SHORT PROBLEM
Print the entire listing. Each line must match the original exactly.

(Records that describe figures)
..............................
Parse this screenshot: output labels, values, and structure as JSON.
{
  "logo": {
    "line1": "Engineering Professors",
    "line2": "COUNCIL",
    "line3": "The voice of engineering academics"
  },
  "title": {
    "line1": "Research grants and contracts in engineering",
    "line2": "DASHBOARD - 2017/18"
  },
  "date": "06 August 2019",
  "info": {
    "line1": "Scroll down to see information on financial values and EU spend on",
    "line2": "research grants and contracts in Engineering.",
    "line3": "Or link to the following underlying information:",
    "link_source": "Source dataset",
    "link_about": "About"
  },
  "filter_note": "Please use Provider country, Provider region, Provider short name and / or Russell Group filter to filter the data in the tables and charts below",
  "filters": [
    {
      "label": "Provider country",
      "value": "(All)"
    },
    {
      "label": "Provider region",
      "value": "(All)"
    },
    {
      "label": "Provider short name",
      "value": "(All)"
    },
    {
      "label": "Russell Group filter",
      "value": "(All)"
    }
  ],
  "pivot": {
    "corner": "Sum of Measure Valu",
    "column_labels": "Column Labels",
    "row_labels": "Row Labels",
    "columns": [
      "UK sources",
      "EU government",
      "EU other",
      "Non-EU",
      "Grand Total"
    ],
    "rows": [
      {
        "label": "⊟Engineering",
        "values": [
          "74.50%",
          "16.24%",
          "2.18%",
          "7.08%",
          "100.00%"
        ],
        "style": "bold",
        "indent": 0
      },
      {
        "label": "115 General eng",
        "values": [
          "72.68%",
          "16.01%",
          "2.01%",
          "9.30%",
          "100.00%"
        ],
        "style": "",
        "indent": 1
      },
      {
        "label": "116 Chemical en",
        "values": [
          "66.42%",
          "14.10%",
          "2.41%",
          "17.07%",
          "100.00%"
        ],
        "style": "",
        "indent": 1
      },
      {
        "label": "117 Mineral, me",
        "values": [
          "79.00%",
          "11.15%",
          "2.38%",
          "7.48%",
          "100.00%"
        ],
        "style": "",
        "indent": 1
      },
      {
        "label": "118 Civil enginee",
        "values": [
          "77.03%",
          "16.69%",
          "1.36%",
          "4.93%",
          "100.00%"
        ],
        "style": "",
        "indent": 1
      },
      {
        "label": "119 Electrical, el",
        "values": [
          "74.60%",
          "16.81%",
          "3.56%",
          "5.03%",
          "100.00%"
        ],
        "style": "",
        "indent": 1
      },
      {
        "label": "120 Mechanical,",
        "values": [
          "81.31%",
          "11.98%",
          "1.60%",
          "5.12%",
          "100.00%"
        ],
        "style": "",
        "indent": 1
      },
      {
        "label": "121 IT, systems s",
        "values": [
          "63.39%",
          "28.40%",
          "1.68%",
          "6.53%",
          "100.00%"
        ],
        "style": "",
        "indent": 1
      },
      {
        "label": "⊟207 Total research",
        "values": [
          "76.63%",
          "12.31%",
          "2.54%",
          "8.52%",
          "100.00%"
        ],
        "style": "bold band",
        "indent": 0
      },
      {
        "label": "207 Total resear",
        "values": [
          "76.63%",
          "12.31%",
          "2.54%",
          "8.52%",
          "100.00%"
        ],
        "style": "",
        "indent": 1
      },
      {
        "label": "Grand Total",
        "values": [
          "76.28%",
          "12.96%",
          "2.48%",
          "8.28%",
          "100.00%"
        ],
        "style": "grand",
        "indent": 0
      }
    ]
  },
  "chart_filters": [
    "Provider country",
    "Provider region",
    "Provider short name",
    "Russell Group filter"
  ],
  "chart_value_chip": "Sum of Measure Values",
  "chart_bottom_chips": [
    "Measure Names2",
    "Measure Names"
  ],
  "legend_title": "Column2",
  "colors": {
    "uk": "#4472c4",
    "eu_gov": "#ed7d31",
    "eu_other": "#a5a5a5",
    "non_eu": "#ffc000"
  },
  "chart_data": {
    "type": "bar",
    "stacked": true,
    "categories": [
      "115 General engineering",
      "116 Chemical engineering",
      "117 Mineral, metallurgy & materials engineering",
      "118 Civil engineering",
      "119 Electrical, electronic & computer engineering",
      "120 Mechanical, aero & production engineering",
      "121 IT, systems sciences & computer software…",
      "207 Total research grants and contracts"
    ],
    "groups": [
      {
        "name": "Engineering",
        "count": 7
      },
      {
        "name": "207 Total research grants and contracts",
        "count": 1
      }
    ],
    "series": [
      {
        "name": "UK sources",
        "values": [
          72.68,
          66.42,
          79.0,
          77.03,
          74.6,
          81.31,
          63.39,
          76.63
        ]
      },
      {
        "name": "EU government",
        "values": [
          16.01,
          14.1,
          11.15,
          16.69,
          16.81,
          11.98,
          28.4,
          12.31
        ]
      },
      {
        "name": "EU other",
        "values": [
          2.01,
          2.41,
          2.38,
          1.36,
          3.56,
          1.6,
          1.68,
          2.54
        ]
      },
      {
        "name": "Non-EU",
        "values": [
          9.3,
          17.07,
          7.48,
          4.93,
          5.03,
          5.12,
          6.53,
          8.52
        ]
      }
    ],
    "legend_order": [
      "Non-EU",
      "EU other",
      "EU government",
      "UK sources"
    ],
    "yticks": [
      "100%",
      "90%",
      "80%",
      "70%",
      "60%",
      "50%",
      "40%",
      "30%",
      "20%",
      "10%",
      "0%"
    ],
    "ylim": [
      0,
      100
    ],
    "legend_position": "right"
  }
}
..............................
ANSWER TO THIS EXERCISE
Parse this screenshot: output labels, values, and structure as JSON.
{
  "logo": {
    "line1": "Engineering Professors",
    "line2": "COUNCIL",
    "line3": "The voice of engineering academics"
  },
  "title": {
    "line1": "Research grants and contracts in engineering",
    "line2": "DASHBOARD - 2017/18"
  },
  "date": "06 August 2019",
  "info": {
    "line1": "Scroll down to see information on financial values and EU spend on",
    "line2": "research grants and contracts in Engineering.",
    "line3": "Or link to the following underlying information:",
    "link_source": "Source dataset",
    "link_about": "About"
  },
  "filter_note": "Please use Provider country, Provider region, Provider short name and / or Russell Group filter to filter the data in the tables and charts below",
  "filters": [
    {
      "label": "Provider country",
      "value": "(All)"
    },
    {
      "label": "Provider region",
      "value": "(All)"
    },
    {
      "label": "Provider short name",
      "value": "(All)"
    },
    {
      "label": "Russell Group filter",
      "value": "(All)"
    }
  ],
  "pivot": {
    "corner": "Sum of Measure Valu",
    "column_labels": "Column Labels",
    "row_labels": "Row Labels",
    "columns": [
      "UK sources",
      "EU government",
      "EU other",
      "Non-EU",
      "Grand Total"
    ],
    "rows": [
      {
        "label": "⊟Engineering",
        "values": [
          "74.50%",
          "16.24%",
          "2.18%",
          "7.08%",
          "100.00%"
        ],
        "style": "bold",
        "indent": 0
      },
      {
        "label": "115 General eng",
        "values": [
          "72.68%",
          "16.01%",
          "2.01%",
          "9.30%",
          "100.00%"
        ],
        "style": "",
        "indent": 1
      },
      {
        "label": "116 Chemical en",
        "values": [
          "66.42%",
          "14.10%",
          "2.41%",
          "17.07%",
          "100.00%"
        ],
        "style": "",
        "indent": 1
      },
      {
        "label": "117 Mineral, me",
        "values": [
          "79.00%",
          "11.15%",
          "2.38%",
          "7.48%",
          "100.00%"
        ],
        "style": "",
        "indent": 1
      },
      {
        "label": "118 Civil enginee",
        "values": [
          "77.03%",
          "16.69%",
          "1.36%",
          "4.93%",
          "100.00%"
        ],
        "style": "",
        "indent": 1
      },
      {
        "label": "119 Electrical, el",
        "values": [
          "74.60%",
          "16.81%",
          "3.56%",
          "5.03%",
          "100.00%"
        ],
        "style": "",
        "indent": 1
      },
      {
        "label": "120 Mechanical,",
        "values": [
          "81.31%",
          "11.98%",
          "1.60%",
          "5.12%",
          "100.00%"
        ],
        "style": "",
        "indent": 1
      },
      {
        "label": "121 IT, systems s",
        "values": [
          "63.39%",
          "28.40%",
          "1.68%",
          "6.53%",
          "100.00%"
        ],
        "style": "",
        "indent": 1
      },
      {
        "label": "⊟207 Total research",
        "values": [
          "76.63%",
          "12.31%",
          "2.54%",
          "8.52%",
          "100.00%"
        ],
        "style": "bold band",
        "indent": 0
      },
      {
        "label": "207 Total resear",
        "values": [
          "76.63%",
          "12.31%",
          "2.54%",
          "8.52%",
          "100.00%"
        ],
        "style": "",
        "indent": 1
      },
      {
        "label": "Grand Total",
        "values": [
          "76.28%",
          "12.96%",
          "2.48%",
          "8.28%",
          "100.00%"
        ],
        "style": "grand",
        "indent": 0
      }
    ]
  },
  "chart_filters": [
    "Provider country",
    "Provider region",
    "Provider short name",
    "Russell Group filter"
  ],
  "chart_value_chip": "Sum of Measure Values",
  "chart_bottom_chips": [
    "Measure Names2",
    "Measure Names"
  ],
  "legend_title": "Column2",
  "colors": {
    "uk": "#4472c4",
    "eu_gov": "#ed7d31",
    "eu_other": "#a5a5a5",
    "non_eu": "#ffc000"
  },
  "chart_data": {
    "type": "bar",
    "stacked": true,
    "categories": [
      "115 General engineering",
      "116 Chemical engineering",
      "117 Mineral, metallurgy & materials engineering",
      "118 Civil engineering",
      "119 Electrical, electronic & computer engineering",
      "120 Mechanical, aero & production engineering",
      "121 IT, systems sciences & computer software…",
      "207 Total research grants and contracts"
    ],
    "groups": [
      {
        "name": "Engineering",
        "count": 7
      },
      {
        "name": "207 Total research grants and contracts",
        "count": 1
      }
    ],
    "series": [
      {
        "name": "UK sources",
        "values": [
          72.68,
          66.42,
          79.0,
          77.03,
          74.6,
          81.31,
          63.39,
          76.63
        ]
      },
      {
        "name": "EU government",
        "values": [
          16.01,
          14.1,
          11.15,
          16.69,
          16.81,
          11.98,
          28.4,
          12.31
        ]
      },
      {
        "name": "EU other",
        "values": [
          2.01,
          2.41,
          2.38,
          1.36,
          3.56,
          1.6,
          1.68,
          2.54
        ]
      },
      {
        "name": "Non-EU",
        "values": [
          9.3,
          17.07,
          7.48,
          4.93,
          5.03,
          5.12,
          6.53,
          8.52
        ]
      }
    ],
    "legend_order": [
      "Non-EU",
      "EU other",
      "EU government",
      "UK sources"
    ],
    "yticks": [
      "100%",
      "90%",
      "80%",
      "70%",
      "60%",
      "50%",
      "40%",
      "30%",
      "20%",
      "10%",
      "0%"
    ],
    "ylim": [
      0,
      100
    ],
    "legend_position": "right"
  }
}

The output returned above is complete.